• _SOURCE DOCUMENT_:
1. Are the 3 dimensions actually independent?

2. How much do those dimension values vary in the study?

3. What models did you use? If your dimension data is more than 2 levels, you can certainly add non-linear terms to the model. In the Fit Model platform, you can elect the 3 dimensions in the list and select Macros>Factorial to Degree and have JMP write appropriate models (Degree= 2 is quadratic, Degree=3 is cubic, etc.). I don't know what data you have available?

4. For the analysis you performed, how well did the models predict the Y? R-squares, p-values, RMSE, etc. What do the residuals look like? Often you can see departure from linear in residual plots.

5. Field is your Y? I don't know what this is? A magnetic field or electrical charge? It sounds like you did not get much variation in the field in your data set and therefore your models are limited in space. This may be an inference space issue?

6. If I understand you correctly, you want an equation Y=D1 + D2 + D3 and then you want to enter a Y and solve for D1-D3. Do you know how to algebraically solve simultaneous equations?

Perhaps others have a better understanding or a different interpretation of your situation.

"All models are wrong, some are useful" G.E.P. Box

Kathorvath · Apr 26, 2021 05:44 PM

Hello thanks for taking the time to look over my question. Let me preface this with, I'm relatively new to using JMP and I don't have much background in statistics (part of why I've been struggling to figure this out). From a practical perspective, I want to use this set of equations to design a physical structure that is capable of producing my desired electric field. Attached is my dataset.

1. The independent variables are dimensions of an object and indicate the width, height, gap, and thickness - so technically there are 4 independent variables but the thickness factor doesn't seem to be very significant

2. Dimension's ranges are as follows the width: 10-25 mm, height: 1-7 mm, gap: 0.1-3 mm, and thickness: 1-7 mm (ideally with the constraint of height > gap)

• _INFORMATION SUPPLIED_:
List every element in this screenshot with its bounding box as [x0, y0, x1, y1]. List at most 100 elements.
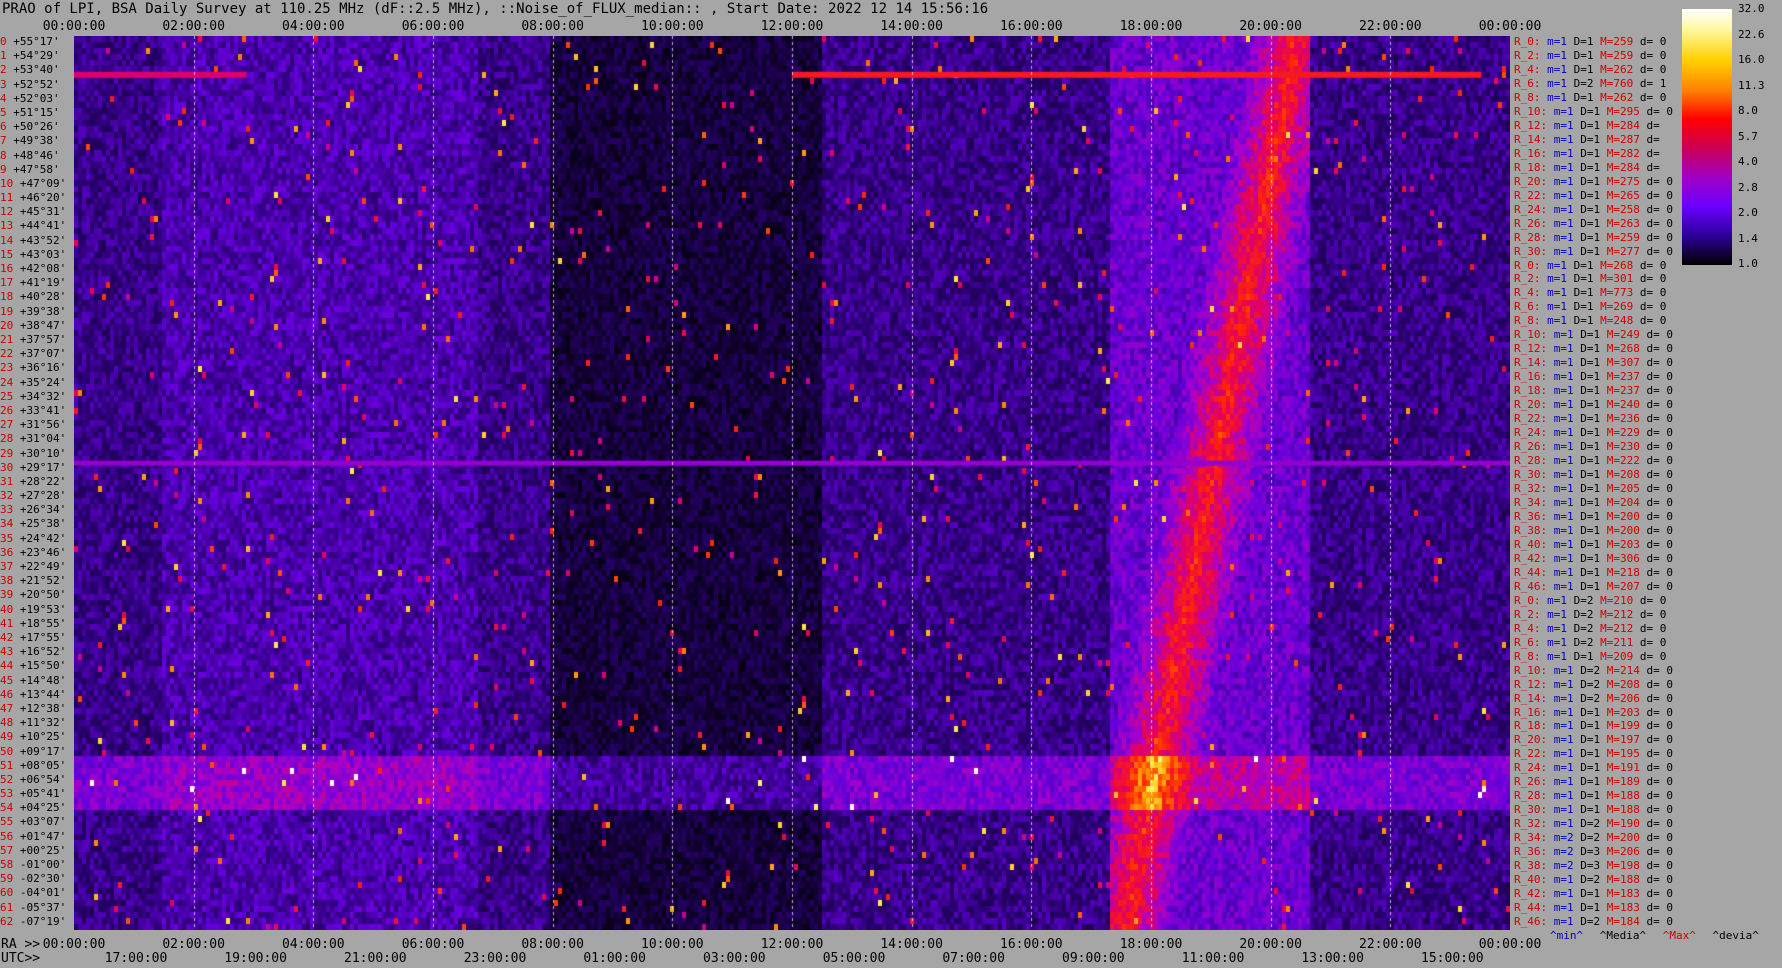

• _PROBLEMS AND TASKS_:
A. List the independent variables named in the JMP modeling thread, each with the range given for it.
B. Extend the JMP modeling thread by writing the next part of the reply that follows its last sentence.
The lines placed after the JMP modeling thread have no connection to it.

• _ANSWER SET_:
A.
Width: 10-25 mm
Height: 1-7 mm
Gap: 0.1-3 mm
Thickness: 1-7 mm

B.
3. I've been using the fit model and I believe have been running the analysis with macros>factorial to degree already set to 2

4. I saved the fit model analysis to the dataset table

5. My Y is a measurement of a simulated electric field and I actually get A LOT of variation - perhaps too much. I don't think the inference space is an issue but I'm also not very familiar with analyzing this concept.

6. yes, that is correct, and yes given three equations and three unknown variables (width, height, and gap) I should be able to solve for these values.

Additional thoughts:

A. The Eh values from the predicted formulas should never be <0 - is there a way to constrain this?

B. These predicted formulas do seem to provide an accurate prediction of the Y across a range of independent variables (width, height, and gap). Is there a way to analyze the data with a segmented or split approach and generate multiple sets of predicted formulas that represent the simulated results better?

Any additional thoughts or suggestions could be most appreciated.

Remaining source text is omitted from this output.